■ AIM: Go through the entries below and retype them exactly, omitting each picture.
-- START OF RECORDS PROVIDED --
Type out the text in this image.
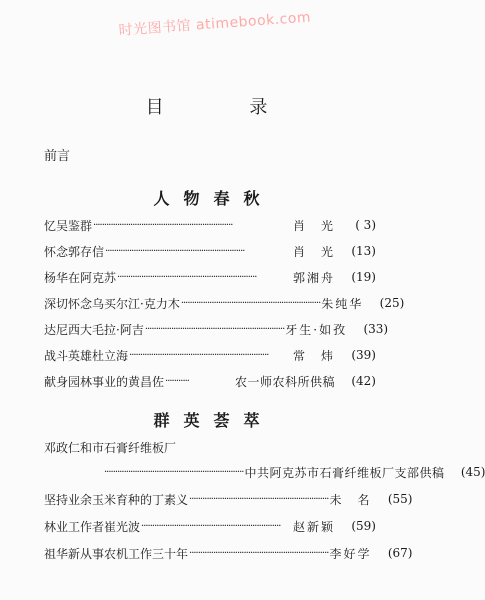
时光图书馆 atimebook.com
目 录
前言
人物春秋
忆吴鉴群 ································································	肖　光	( 3)
怀念郭存信 ································································	肖　光	(13)
杨华在阿克苏 ································································	郭湘舟	(19)
深切怀念乌买尔江·克力木 ································································ 朱纯华	(25)
达尼西大毛拉·阿吉 ································································ 牙生·如孜	(33)
战斗英雄杜立海 ································································	常　炜	(39)
献身园林事业的黄昌佐 ···········	农一师农科所供稿	(42)
群英荟萃
邓政仁和市石膏纤维板厂
································································ 中共阿克苏市石膏纤维板厂支部供稿	(45)
坚持业余玉米育种的丁素义 ································································ 未　名	(55)
林业工作者崔光波 ································································	赵新颖	(59)
祖华新从事农机工作三十年 ································································ 李好学	(67)
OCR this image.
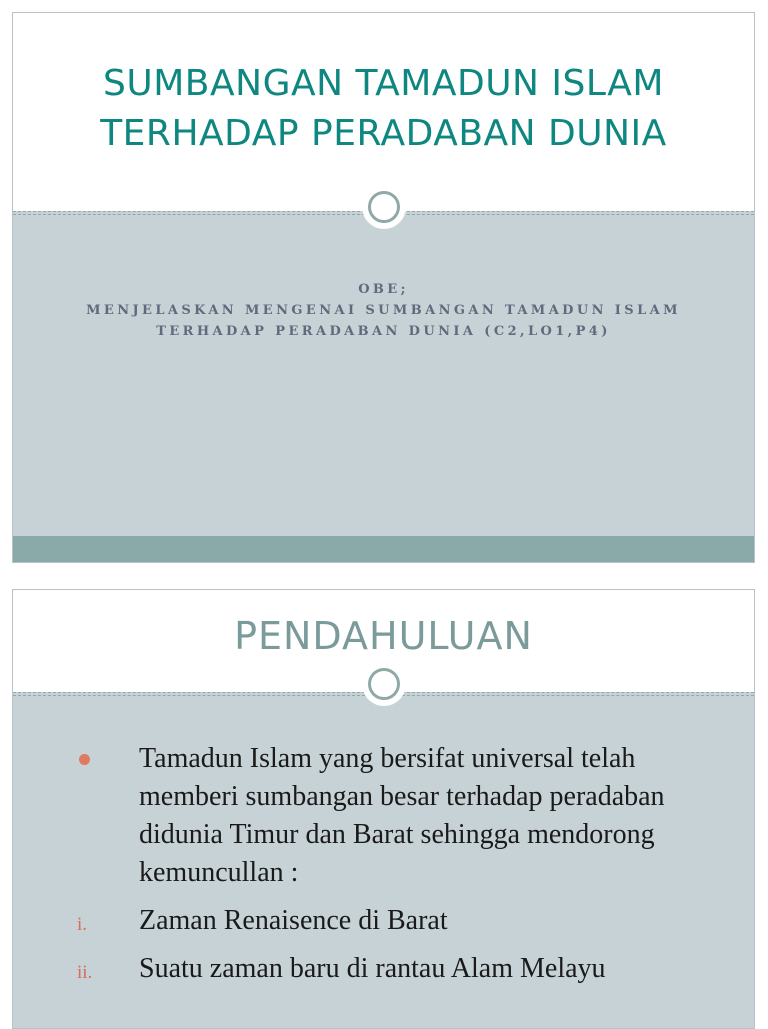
SUMBANGAN TAMADUN ISLAM TERHADAP PERADABAN DUNIA
OBE;
MENJELASKAN MENGENAI SUMBANGAN TAMADUN ISLAM
TERHADAP PERADABAN DUNIA (C2,LO1,P4)
PENDAHULUAN
Tamadun Islam yang bersifat universal telah memberi sumbangan besar terhadap peradaban didunia Timur dan Barat sehingga mendorong kemuncullan :
i. Zaman Renaisence di Barat
ii. Suatu zaman baru di rantau Alam Melayu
-- END OF RECORDS PROVIDED --
■ WRITTEN SOLUTION:
Type out the text in this image.
时光图书馆 atimebook.com
目 录
前言
人物春秋
忆吴鉴群 ································································	肖　光	( 3)
怀念郭存信 ································································	肖　光	(13)
杨华在阿克苏 ································································	郭湘舟	(19)
深切怀念乌买尔江·克力木 ································································ 朱纯华	(25)
达尼西大毛拉·阿吉 ································································ 牙生·如孜	(33)
战斗英雄杜立海 ································································	常　炜	(39)
献身园林事业的黄昌佐 ···········	农一师农科所供稿	(42)
群英荟萃
邓政仁和市石膏纤维板厂
································································ 中共阿克苏市石膏纤维板厂支部供稿	(45)
坚持业余玉米育种的丁素义 ································································ 未　名	(55)
林业工作者崔光波 ································································	赵新颖	(59)
祖华新从事农机工作三十年 ································································ 李好学	(67)
OCR this image.
SUMBANGAN TAMADUN ISLAM TERHADAP PERADABAN DUNIA
OBE;
MENJELASKAN MENGENAI SUMBANGAN TAMADUN ISLAM
TERHADAP PERADABAN DUNIA (C2,LO1,P4)
PENDAHULUAN
Tamadun Islam yang bersifat universal telah memberi sumbangan besar terhadap peradaban didunia Timur dan Barat sehingga mendorong kemuncullan :
i. Zaman Renaisence di Barat
ii. Suatu zaman baru di rantau Alam Melayu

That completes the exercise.